_Problem details_. Exclude the pictures, then repeat the remaining data exactly.

━━━━━ Data supplied ━━━━━

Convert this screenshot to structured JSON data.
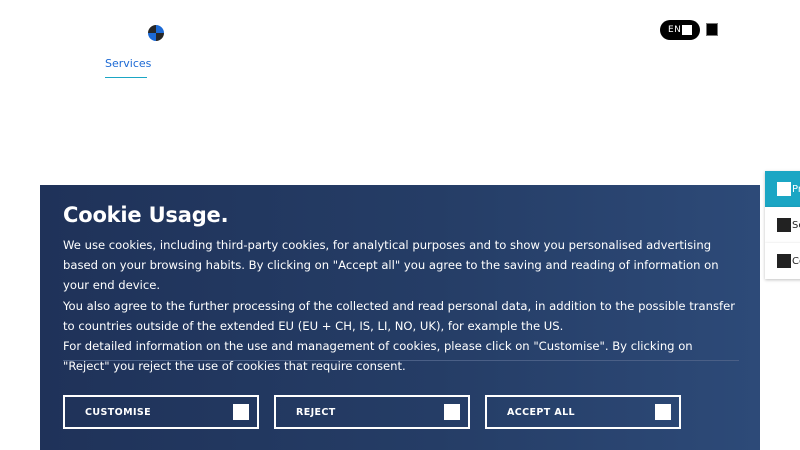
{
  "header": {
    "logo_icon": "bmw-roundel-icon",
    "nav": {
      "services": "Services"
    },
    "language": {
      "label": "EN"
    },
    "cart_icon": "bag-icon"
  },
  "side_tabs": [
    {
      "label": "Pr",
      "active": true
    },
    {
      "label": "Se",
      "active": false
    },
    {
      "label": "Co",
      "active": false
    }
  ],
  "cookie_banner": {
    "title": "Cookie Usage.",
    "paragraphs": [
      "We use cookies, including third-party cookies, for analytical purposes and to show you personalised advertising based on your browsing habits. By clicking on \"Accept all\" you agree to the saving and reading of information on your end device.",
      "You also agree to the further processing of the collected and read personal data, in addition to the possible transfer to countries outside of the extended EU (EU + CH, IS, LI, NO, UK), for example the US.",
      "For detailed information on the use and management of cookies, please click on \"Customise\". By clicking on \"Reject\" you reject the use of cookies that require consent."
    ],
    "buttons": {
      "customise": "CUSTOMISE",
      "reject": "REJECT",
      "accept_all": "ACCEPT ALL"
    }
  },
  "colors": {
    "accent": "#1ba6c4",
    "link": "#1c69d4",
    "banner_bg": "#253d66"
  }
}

━━━━━

_Finished answer_.
Convert this screenshot to structured JSON data.
{
  "header": {
    "logo_icon": "bmw-roundel-icon",
    "nav": {
      "services": "Services"
    },
    "language": {
      "label": "EN"
    },
    "cart_icon": "bag-icon"
  },
  "side_tabs": [
    {
      "label": "Pr",
      "active": true
    },
    {
      "label": "Se",
      "active": false
    },
    {
      "label": "Co",
      "active": false
    }
  ],
  "cookie_banner": {
    "title": "Cookie Usage.",
    "paragraphs": [
      "We use cookies, including third-party cookies, for analytical purposes and to show you personalised advertising based on your browsing habits. By clicking on \"Accept all\" you agree to the saving and reading of information on your end device.",
      "You also agree to the further processing of the collected and read personal data, in addition to the possible transfer to countries outside of the extended EU (EU + CH, IS, LI, NO, UK), for example the US.",
      "For detailed information on the use and management of cookies, please click on \"Customise\". By clicking on \"Reject\" you reject the use of cookies that require consent."
    ],
    "buttons": {
      "customise": "CUSTOMISE",
      "reject": "REJECT",
      "accept_all": "ACCEPT ALL"
    }
  },
  "colors": {
    "accent": "#1ba6c4",
    "link": "#1c69d4",
    "banner_bg": "#253d66"
  }
}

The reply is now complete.